## THE REQUEST
Give an exact transcription of every line, dropping the images.

--- BEGIN SUPPLIED DATA ---

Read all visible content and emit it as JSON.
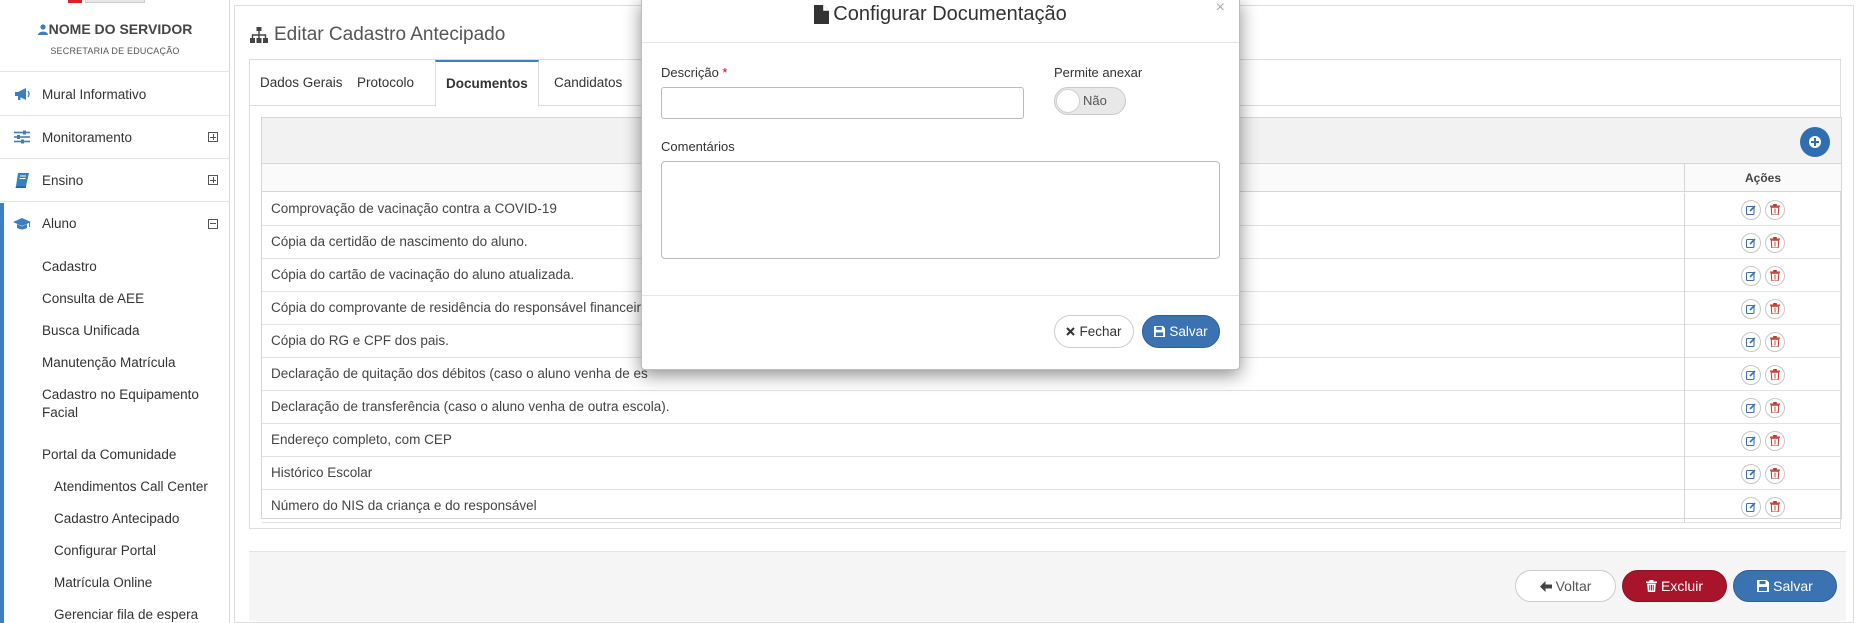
{
  "sidebar": {
    "user_name": "NOME DO SERVIDOR",
    "user_sub": "SECRETARIA DE EDUCAÇÃO",
    "items": [
      {
        "label": "Mural Informativo",
        "icon": "megaphone-icon",
        "toggle": null
      },
      {
        "label": "Monitoramento",
        "icon": "sliders-icon",
        "toggle": "plus"
      },
      {
        "label": "Ensino",
        "icon": "book-icon",
        "toggle": "plus"
      },
      {
        "label": "Aluno",
        "icon": "graduation-cap-icon",
        "toggle": "minus"
      }
    ],
    "aluno_subitems": [
      "Cadastro",
      "Consulta de AEE",
      "Busca Unificada",
      "Manutenção Matrícula",
      "Cadastro no Equipamento",
      "Facial",
      "Portal da Comunidade"
    ],
    "portal_subitems": [
      "Atendimentos Call Center",
      "Cadastro Antecipado",
      "Configurar Portal",
      "Matrícula Online",
      "Gerenciar fila de espera"
    ]
  },
  "main": {
    "title": "Editar Cadastro Antecipado",
    "tabs": [
      "Dados Gerais",
      "Protocolo",
      "Documentos",
      "Candidatos"
    ],
    "active_tab": "Documentos",
    "table": {
      "actions_header": "Ações",
      "rows": [
        "Comprovação de vacinação contra a COVID-19",
        "Cópia da certidão de nascimento do aluno.",
        "Cópia do cartão de vacinação do aluno atualizada.",
        "Cópia do comprovante de residência do responsável financeir",
        "Cópia do RG e CPF dos pais.",
        "Declaração de quitação dos débitos (caso o aluno venha de es",
        "Declaração de transferência (caso o aluno venha de outra escola).",
        "Endereço completo, com CEP",
        "Histórico Escolar",
        "Número do NIS da criança e do responsável"
      ]
    },
    "buttons": {
      "voltar": "Voltar",
      "excluir": "Excluir",
      "salvar": "Salvar"
    }
  },
  "modal": {
    "title": "Configurar Documentação",
    "close": "×",
    "descricao_label": "Descrição",
    "required_mark": "*",
    "descricao_value": "",
    "permite_label": "Permite anexar",
    "permite_value": "Não",
    "comentarios_label": "Comentários",
    "comentarios_value": "",
    "fechar": "Fechar",
    "salvar": "Salvar"
  },
  "colors": {
    "primary": "#3a72b2",
    "danger": "#a8152a",
    "accent_bar": "#3a7fc1"
  }
}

--- END SUPPLIED DATA ---

## IN RESPONSE
Read all visible content and emit it as JSON.
{
  "sidebar": {
    "user_name": "NOME DO SERVIDOR",
    "user_sub": "SECRETARIA DE EDUCAÇÃO",
    "items": [
      {
        "label": "Mural Informativo",
        "icon": "megaphone-icon",
        "toggle": null
      },
      {
        "label": "Monitoramento",
        "icon": "sliders-icon",
        "toggle": "plus"
      },
      {
        "label": "Ensino",
        "icon": "book-icon",
        "toggle": "plus"
      },
      {
        "label": "Aluno",
        "icon": "graduation-cap-icon",
        "toggle": "minus"
      }
    ],
    "aluno_subitems": [
      "Cadastro",
      "Consulta de AEE",
      "Busca Unificada",
      "Manutenção Matrícula",
      "Cadastro no Equipamento",
      "Facial",
      "Portal da Comunidade"
    ],
    "portal_subitems": [
      "Atendimentos Call Center",
      "Cadastro Antecipado",
      "Configurar Portal",
      "Matrícula Online",
      "Gerenciar fila de espera"
    ]
  },
  "main": {
    "title": "Editar Cadastro Antecipado",
    "tabs": [
      "Dados Gerais",
      "Protocolo",
      "Documentos",
      "Candidatos"
    ],
    "active_tab": "Documentos",
    "table": {
      "actions_header": "Ações",
      "rows": [
        "Comprovação de vacinação contra a COVID-19",
        "Cópia da certidão de nascimento do aluno.",
        "Cópia do cartão de vacinação do aluno atualizada.",
        "Cópia do comprovante de residência do responsável financeir",
        "Cópia do RG e CPF dos pais.",
        "Declaração de quitação dos débitos (caso o aluno venha de es",
        "Declaração de transferência (caso o aluno venha de outra escola).",
        "Endereço completo, com CEP",
        "Histórico Escolar",
        "Número do NIS da criança e do responsável"
      ]
    },
    "buttons": {
      "voltar": "Voltar",
      "excluir": "Excluir",
      "salvar": "Salvar"
    }
  },
  "modal": {
    "title": "Configurar Documentação",
    "close": "×",
    "descricao_label": "Descrição",
    "required_mark": "*",
    "descricao_value": "",
    "permite_label": "Permite anexar",
    "permite_value": "Não",
    "comentarios_label": "Comentários",
    "comentarios_value": "",
    "fechar": "Fechar",
    "salvar": "Salvar"
  },
  "colors": {
    "primary": "#3a72b2",
    "danger": "#a8152a",
    "accent_bar": "#3a7fc1"
  }
}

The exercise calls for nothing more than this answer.